## Prompt
Set out every line bearing the string "print".

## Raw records
---

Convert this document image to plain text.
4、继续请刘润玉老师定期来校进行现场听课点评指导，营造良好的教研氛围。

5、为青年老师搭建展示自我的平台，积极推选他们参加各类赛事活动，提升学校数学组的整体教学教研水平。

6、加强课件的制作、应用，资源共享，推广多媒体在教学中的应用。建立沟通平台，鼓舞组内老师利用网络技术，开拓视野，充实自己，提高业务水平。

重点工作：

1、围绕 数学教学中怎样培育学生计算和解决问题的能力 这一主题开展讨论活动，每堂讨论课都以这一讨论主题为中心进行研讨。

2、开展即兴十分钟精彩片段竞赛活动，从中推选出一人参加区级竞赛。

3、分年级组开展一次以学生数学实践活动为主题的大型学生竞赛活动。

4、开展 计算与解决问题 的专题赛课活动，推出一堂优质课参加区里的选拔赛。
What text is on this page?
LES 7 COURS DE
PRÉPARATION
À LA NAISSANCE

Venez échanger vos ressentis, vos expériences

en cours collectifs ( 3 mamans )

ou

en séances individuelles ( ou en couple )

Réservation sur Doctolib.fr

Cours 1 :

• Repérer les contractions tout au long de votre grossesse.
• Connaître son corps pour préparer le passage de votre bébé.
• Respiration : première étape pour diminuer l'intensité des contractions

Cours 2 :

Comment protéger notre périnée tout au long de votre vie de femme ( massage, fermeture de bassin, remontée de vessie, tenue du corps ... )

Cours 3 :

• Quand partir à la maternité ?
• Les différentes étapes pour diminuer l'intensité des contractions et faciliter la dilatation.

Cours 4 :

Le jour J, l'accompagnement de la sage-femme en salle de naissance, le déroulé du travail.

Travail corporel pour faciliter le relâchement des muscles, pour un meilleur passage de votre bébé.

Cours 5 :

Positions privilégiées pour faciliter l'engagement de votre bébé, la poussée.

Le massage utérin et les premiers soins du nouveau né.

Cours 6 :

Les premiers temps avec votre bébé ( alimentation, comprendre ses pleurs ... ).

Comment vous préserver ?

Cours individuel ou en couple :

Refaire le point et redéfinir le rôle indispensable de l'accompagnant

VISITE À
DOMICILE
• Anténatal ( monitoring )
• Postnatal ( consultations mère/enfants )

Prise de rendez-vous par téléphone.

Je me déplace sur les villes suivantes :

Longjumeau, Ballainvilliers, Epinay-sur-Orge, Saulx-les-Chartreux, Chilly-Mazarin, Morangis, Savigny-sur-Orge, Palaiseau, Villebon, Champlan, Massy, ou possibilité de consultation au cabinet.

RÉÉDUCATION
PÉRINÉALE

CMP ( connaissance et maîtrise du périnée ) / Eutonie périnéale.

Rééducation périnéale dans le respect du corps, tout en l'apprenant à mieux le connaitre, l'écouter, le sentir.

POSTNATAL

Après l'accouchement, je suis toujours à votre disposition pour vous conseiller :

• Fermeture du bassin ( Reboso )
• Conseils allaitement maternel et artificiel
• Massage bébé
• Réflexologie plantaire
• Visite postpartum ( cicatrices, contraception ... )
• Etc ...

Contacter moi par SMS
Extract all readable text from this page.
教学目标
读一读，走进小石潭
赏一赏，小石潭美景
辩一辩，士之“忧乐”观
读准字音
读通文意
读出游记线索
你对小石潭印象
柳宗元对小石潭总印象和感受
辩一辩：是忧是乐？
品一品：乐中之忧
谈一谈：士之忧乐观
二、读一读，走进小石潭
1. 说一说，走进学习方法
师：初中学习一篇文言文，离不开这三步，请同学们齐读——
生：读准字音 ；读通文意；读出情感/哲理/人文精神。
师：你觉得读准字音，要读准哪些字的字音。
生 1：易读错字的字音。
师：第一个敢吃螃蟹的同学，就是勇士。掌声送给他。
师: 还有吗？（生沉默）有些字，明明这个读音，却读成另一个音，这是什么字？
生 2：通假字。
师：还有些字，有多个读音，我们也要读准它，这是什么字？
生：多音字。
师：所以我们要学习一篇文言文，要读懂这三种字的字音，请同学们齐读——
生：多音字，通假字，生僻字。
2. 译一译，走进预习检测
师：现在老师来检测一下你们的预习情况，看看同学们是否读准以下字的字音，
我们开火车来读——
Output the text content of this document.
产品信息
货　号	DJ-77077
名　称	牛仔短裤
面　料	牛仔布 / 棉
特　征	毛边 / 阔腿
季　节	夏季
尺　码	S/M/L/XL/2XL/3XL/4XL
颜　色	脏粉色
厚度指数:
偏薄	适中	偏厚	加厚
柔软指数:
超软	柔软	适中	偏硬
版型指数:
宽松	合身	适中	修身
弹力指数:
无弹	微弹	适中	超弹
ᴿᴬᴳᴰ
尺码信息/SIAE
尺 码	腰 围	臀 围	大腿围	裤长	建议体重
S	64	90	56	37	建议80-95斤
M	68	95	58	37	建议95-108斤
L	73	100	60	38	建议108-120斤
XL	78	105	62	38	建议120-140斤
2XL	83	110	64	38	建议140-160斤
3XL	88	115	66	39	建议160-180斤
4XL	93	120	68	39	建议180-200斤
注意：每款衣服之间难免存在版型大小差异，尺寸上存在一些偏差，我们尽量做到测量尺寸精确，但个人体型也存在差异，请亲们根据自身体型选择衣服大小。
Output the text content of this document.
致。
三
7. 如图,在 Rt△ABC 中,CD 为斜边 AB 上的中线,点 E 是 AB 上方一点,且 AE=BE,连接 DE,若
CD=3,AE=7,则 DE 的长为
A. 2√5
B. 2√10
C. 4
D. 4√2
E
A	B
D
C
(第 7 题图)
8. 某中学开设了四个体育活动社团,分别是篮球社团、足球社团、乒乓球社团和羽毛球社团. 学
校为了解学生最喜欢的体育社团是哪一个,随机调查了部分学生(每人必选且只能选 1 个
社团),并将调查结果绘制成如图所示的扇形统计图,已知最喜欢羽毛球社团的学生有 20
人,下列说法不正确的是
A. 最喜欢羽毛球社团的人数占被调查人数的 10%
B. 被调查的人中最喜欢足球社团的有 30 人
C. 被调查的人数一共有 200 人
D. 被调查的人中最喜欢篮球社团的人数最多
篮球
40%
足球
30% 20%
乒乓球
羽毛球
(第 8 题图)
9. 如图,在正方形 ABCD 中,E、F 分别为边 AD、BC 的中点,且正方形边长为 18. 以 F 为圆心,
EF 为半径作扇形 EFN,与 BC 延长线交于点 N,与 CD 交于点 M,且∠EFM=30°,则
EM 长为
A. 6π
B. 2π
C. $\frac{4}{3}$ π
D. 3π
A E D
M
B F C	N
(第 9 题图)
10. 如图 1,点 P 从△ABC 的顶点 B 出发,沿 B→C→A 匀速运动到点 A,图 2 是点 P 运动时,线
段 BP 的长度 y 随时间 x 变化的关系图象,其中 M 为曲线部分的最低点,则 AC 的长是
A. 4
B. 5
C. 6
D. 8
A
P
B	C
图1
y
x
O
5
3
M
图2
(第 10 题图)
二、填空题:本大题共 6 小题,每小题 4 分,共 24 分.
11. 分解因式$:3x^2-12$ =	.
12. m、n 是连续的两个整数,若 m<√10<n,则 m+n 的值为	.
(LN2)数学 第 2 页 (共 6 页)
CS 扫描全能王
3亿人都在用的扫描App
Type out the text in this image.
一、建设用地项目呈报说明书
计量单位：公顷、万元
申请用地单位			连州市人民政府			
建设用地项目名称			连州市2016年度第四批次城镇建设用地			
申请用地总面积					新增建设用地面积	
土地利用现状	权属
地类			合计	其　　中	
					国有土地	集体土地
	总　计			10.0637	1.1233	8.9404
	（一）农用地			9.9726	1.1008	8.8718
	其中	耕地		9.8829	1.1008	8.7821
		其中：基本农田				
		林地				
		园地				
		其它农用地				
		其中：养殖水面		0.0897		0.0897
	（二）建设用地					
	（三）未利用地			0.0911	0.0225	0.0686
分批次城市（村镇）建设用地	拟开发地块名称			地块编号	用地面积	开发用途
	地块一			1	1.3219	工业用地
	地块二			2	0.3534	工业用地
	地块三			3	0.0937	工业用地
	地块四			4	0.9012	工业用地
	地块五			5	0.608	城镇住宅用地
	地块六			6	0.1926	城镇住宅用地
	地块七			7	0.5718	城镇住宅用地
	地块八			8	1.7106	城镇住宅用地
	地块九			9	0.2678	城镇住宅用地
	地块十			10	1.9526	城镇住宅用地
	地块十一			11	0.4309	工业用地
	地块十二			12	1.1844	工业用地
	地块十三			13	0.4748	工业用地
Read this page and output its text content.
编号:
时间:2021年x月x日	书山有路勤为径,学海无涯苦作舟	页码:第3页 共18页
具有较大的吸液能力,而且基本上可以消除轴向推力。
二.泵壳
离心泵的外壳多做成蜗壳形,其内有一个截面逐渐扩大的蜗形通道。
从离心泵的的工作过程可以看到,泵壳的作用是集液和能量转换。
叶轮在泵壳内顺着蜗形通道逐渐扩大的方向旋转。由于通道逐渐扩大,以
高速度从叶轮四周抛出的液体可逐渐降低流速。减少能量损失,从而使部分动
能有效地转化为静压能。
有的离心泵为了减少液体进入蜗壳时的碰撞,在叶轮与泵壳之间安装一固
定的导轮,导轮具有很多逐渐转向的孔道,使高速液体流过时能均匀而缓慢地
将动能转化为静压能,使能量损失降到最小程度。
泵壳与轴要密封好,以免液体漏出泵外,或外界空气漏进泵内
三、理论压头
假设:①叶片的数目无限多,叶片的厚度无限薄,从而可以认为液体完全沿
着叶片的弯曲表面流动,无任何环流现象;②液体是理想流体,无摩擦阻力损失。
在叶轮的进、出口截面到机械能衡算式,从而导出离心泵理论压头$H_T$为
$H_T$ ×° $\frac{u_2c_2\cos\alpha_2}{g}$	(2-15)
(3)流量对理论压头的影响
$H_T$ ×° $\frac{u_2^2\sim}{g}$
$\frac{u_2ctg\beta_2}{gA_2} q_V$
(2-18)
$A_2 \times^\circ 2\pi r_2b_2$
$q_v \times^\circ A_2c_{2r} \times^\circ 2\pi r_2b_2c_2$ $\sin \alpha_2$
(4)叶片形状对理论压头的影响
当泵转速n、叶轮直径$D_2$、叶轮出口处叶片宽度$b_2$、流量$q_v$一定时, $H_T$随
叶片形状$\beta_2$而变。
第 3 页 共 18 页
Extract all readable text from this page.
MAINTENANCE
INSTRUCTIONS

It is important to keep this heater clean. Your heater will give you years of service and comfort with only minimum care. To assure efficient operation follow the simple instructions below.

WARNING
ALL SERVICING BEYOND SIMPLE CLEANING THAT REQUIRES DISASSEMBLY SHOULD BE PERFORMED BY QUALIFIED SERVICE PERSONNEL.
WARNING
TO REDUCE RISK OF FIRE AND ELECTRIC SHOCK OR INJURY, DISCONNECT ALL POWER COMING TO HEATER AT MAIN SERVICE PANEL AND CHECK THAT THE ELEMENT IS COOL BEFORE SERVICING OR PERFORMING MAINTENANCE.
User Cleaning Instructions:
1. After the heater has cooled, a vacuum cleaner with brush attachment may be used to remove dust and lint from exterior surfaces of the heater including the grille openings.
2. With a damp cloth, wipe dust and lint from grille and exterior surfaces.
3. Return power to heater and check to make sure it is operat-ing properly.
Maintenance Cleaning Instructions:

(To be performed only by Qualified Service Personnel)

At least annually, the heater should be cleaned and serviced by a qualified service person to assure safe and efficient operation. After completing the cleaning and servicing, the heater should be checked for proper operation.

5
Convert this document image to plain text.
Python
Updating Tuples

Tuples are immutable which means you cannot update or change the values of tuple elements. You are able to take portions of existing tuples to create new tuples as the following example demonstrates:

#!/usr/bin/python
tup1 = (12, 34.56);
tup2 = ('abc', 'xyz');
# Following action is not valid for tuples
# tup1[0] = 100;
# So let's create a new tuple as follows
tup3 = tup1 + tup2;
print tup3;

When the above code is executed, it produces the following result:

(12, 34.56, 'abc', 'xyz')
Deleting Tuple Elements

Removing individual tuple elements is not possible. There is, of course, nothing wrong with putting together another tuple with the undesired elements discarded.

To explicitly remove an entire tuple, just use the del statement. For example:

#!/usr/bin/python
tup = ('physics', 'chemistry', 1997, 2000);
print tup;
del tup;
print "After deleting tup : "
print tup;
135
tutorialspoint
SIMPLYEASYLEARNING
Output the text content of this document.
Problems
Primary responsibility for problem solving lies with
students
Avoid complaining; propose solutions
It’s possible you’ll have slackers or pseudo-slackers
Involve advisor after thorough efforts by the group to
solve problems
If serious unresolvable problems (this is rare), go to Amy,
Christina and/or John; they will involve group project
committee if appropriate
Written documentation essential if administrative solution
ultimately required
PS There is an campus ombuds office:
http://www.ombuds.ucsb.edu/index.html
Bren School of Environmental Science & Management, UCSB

---

## Written response
print tup3;
print tup;
print "After deleting tup : "
print tup;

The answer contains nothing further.